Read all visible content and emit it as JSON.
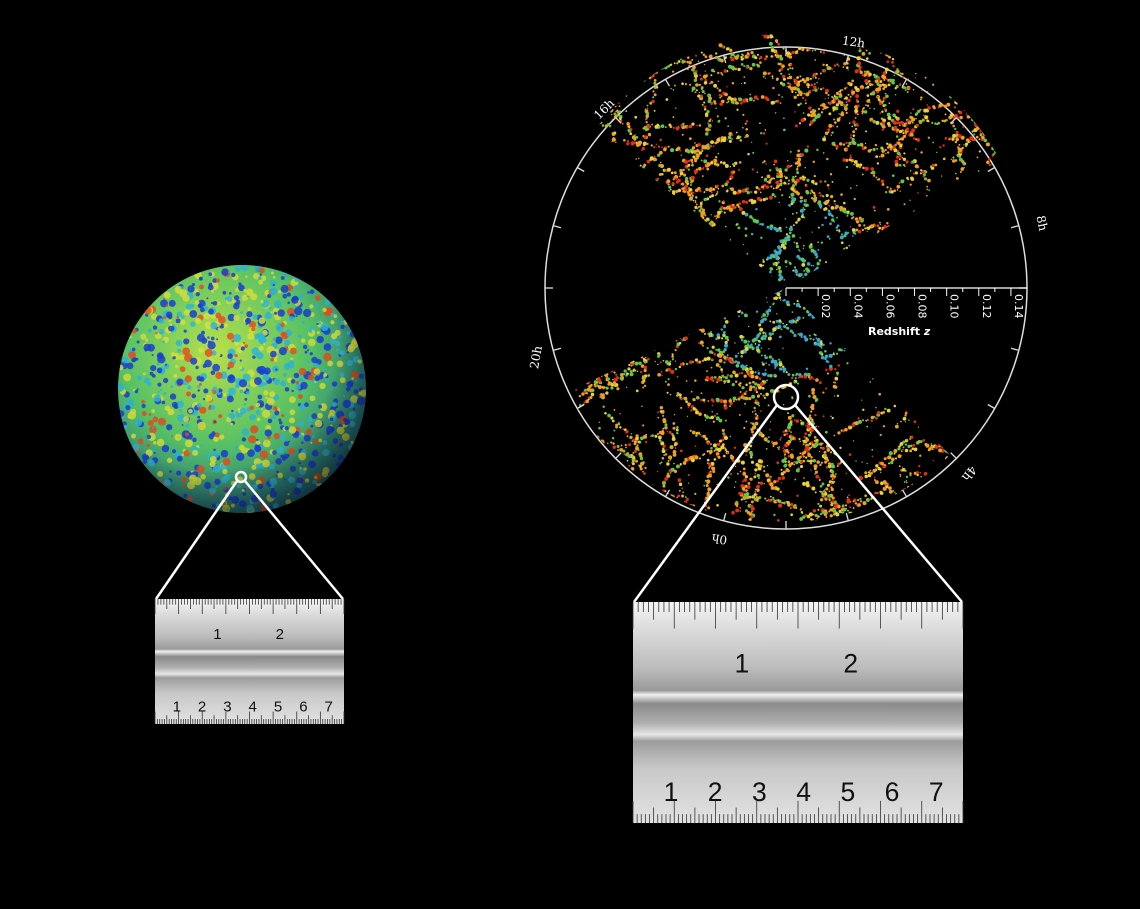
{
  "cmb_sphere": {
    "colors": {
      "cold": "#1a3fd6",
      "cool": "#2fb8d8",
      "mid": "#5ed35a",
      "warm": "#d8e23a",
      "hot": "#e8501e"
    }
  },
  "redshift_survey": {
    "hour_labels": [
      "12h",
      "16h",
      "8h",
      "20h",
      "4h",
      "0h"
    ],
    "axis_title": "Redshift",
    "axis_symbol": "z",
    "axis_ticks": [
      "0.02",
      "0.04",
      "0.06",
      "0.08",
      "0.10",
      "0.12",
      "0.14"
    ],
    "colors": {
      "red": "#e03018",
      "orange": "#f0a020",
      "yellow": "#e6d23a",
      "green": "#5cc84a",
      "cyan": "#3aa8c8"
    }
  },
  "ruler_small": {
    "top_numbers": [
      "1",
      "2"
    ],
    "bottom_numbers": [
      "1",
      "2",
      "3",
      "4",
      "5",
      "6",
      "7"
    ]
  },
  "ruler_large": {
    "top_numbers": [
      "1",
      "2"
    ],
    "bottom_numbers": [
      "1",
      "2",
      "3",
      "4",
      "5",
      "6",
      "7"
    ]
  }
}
☆ ☆ ☆
Exclude the pictures, and transcribe all of the material exactly.

» **THE RESULT**:
Read all visible content and emit it as JSON.
{
  "cmb_sphere": {
    "colors": {
      "cold": "#1a3fd6",
      "cool": "#2fb8d8",
      "mid": "#5ed35a",
      "warm": "#d8e23a",
      "hot": "#e8501e"
    }
  },
  "redshift_survey": {
    "hour_labels": [
      "12h",
      "16h",
      "8h",
      "20h",
      "4h",
      "0h"
    ],
    "axis_title": "Redshift",
    "axis_symbol": "z",
    "axis_ticks": [
      "0.02",
      "0.04",
      "0.06",
      "0.08",
      "0.10",
      "0.12",
      "0.14"
    ],
    "colors": {
      "red": "#e03018",
      "orange": "#f0a020",
      "yellow": "#e6d23a",
      "green": "#5cc84a",
      "cyan": "#3aa8c8"
    }
  },
  "ruler_small": {
    "top_numbers": [
      "1",
      "2"
    ],
    "bottom_numbers": [
      "1",
      "2",
      "3",
      "4",
      "5",
      "6",
      "7"
    ]
  },
  "ruler_large": {
    "top_numbers": [
      "1",
      "2"
    ],
    "bottom_numbers": [
      "1",
      "2",
      "3",
      "4",
      "5",
      "6",
      "7"
    ]
  }
}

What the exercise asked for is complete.